Transcribe the lines of the records starting with the one that has "Read out every word on this page." in it and ending with the last, and transcribe nothing else.

──────── TASK DATA

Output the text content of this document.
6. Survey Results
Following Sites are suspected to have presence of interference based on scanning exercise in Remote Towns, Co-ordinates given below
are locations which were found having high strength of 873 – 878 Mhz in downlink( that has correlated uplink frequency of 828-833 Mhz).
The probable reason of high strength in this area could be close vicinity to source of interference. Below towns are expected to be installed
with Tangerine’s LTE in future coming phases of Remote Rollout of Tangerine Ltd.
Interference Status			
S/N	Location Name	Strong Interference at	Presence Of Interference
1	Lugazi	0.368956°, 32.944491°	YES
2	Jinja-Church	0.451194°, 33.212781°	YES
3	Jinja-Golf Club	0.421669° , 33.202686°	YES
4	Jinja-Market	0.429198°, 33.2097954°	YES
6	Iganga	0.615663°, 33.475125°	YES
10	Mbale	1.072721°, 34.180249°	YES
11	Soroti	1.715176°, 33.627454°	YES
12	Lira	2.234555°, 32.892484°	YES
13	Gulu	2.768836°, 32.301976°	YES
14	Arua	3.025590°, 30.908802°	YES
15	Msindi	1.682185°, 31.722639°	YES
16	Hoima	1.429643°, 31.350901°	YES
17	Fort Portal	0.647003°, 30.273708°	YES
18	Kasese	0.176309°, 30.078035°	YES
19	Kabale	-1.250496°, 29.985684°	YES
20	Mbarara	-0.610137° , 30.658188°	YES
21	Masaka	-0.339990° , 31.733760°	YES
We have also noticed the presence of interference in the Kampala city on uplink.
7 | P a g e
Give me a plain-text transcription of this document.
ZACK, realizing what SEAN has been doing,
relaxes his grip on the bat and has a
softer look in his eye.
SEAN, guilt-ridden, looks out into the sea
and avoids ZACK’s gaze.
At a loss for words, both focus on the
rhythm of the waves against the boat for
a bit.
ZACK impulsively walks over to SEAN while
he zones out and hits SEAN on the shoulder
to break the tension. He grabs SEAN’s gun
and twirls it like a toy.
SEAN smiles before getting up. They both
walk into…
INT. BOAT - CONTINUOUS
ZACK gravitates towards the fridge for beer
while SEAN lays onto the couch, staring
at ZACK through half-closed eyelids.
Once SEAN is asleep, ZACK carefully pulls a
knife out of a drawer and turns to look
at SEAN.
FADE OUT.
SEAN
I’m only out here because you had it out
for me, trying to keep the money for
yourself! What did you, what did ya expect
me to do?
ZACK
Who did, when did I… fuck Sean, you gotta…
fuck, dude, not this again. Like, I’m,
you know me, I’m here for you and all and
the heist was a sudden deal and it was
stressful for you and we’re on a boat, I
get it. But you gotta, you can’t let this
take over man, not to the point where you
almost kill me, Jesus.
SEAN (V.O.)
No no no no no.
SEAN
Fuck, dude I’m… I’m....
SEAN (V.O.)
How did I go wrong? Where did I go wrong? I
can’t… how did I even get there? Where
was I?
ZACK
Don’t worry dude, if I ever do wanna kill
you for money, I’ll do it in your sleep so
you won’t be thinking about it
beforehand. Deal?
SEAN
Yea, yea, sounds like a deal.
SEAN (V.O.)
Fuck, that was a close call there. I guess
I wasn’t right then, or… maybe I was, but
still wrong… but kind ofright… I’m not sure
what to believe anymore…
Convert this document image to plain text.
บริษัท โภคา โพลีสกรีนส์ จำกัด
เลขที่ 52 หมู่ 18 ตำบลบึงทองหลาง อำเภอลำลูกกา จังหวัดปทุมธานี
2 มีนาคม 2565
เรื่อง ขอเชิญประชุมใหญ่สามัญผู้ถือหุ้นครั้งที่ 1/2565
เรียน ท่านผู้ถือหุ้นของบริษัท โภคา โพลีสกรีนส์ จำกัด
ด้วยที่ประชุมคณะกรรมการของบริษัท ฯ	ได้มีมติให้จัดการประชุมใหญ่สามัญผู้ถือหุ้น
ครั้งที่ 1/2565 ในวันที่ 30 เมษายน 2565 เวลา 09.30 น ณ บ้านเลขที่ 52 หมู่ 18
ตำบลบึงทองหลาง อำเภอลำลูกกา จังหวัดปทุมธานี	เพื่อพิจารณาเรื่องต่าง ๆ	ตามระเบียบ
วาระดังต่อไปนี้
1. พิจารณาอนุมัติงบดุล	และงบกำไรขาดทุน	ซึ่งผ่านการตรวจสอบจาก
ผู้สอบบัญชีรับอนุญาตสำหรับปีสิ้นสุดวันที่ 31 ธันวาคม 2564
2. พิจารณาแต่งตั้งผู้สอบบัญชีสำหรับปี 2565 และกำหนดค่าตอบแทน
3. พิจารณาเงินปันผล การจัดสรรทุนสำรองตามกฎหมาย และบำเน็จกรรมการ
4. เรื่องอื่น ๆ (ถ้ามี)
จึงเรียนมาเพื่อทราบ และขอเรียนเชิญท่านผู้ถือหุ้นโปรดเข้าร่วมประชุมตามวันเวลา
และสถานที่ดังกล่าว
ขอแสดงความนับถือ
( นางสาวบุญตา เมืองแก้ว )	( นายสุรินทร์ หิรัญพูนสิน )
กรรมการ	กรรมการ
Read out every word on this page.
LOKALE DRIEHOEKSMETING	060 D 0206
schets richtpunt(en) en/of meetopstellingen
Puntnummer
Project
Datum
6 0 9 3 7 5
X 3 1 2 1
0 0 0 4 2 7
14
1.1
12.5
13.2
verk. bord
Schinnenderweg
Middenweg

────────────────

▸ SOLUTION TO THIS TASK:
Read out every word on this page.
LOKALE DRIEHOEKSMETING	060 D 0206
schets richtpunt(en) en/of meetopstellingen
Puntnummer
Project
Datum
6 0 9 3 7 5
X 3 1 2 1
0 0 0 4 2 7
14
1.1
12.5
13.2
verk. bord
Schinnenderweg
Middenweg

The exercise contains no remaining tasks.